> _Goal_
Show each line from the listing that includes the word "слів".

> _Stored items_

■ ■ ■ ■ ■

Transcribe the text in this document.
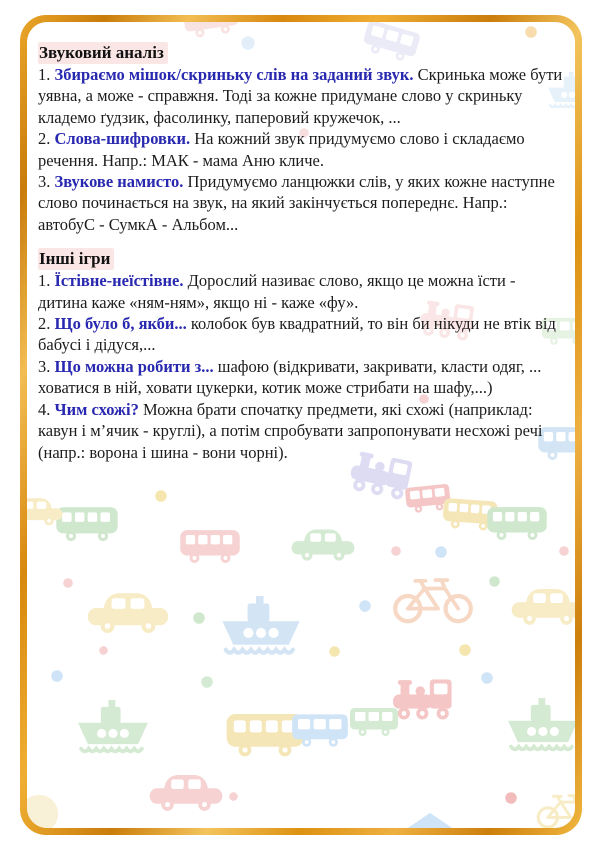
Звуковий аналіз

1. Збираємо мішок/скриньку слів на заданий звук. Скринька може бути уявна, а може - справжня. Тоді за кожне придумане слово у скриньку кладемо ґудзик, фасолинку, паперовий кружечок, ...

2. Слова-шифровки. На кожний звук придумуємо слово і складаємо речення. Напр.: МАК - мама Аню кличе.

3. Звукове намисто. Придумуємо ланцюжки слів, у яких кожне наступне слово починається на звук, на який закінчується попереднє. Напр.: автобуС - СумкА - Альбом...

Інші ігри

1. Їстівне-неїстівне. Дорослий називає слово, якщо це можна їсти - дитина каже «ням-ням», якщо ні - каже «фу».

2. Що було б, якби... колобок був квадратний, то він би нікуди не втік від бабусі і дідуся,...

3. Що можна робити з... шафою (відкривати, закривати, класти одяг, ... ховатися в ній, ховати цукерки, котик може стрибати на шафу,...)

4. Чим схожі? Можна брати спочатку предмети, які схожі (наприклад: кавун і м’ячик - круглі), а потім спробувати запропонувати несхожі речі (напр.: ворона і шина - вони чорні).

■ ■ ■ ■ ■

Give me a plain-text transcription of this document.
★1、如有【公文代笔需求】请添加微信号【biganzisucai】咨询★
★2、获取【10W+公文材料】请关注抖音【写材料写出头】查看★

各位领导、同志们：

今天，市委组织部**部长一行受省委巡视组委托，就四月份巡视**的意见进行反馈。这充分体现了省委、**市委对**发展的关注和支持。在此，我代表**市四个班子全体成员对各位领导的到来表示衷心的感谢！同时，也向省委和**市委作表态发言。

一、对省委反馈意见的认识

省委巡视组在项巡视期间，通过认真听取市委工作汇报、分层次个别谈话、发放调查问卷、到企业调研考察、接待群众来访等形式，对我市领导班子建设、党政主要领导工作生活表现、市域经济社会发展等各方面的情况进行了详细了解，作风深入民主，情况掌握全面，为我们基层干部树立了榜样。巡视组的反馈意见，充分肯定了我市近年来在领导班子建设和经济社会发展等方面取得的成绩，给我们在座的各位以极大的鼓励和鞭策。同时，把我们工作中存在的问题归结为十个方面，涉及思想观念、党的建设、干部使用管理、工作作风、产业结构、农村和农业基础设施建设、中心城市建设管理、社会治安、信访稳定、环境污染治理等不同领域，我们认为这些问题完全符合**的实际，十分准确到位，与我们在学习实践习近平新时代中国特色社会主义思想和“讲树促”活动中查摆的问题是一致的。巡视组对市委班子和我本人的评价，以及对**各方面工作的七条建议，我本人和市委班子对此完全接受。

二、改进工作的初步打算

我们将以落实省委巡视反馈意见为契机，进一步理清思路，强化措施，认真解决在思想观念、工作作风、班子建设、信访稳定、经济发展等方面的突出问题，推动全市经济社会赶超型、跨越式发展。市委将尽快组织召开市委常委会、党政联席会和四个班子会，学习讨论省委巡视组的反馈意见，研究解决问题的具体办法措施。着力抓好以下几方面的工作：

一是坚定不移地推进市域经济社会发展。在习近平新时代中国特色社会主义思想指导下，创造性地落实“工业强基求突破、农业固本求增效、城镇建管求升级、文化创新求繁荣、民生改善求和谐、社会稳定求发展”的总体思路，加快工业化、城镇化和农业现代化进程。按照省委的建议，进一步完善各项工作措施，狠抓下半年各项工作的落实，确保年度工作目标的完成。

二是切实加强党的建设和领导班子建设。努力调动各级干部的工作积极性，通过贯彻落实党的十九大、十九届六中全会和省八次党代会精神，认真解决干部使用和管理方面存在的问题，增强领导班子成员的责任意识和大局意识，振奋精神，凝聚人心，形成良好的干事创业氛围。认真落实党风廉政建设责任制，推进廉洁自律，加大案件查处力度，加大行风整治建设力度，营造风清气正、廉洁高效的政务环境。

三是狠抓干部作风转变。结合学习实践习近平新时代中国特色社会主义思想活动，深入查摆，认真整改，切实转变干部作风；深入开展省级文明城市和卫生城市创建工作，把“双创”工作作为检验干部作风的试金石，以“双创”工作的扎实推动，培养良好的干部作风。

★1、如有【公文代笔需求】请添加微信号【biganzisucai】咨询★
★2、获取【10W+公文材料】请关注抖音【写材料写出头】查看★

■ ■ ■ ■ ■

> _Response to the task_
1. Збираємо мішок/скриньку слів на заданий звук. Скринька може бути уявна, а може - справжня. Тоді за кожне придумане слово у скриньку кладемо ґудзик, фасолинку, паперовий кружечок, ...
3. Звукове намисто. Придумуємо ланцюжки слів, у яких кожне наступне слово починається на звук, на який закінчується попереднє. Напр.: автобуС - СумкА - Альбом...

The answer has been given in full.